◆ **Short problem**: Your task is to quote the material that follows, in full and exactly.

◆ **Dataset excerpts**:
□ □ □
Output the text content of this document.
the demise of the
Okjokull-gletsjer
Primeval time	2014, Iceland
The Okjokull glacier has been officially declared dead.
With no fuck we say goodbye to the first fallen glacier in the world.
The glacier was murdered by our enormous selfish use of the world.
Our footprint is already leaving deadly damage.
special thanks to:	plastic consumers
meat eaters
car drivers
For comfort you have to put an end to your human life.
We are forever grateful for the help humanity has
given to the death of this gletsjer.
□ □ □
◆ **Correct response**:
Output the text content of this document.
the demise of the
Okjokull-gletsjer
Primeval time	2014, Iceland
The Okjokull glacier has been officially declared dead.
With no fuck we say goodbye to the first fallen glacier in the world.
The glacier was murdered by our enormous selfish use of the world.
Our footprint is already leaving deadly damage.
special thanks to:	plastic consumers
meat eaters
car drivers
For comfort you have to put an end to your human life.
We are forever grateful for the help humanity has
given to the death of this gletsjer.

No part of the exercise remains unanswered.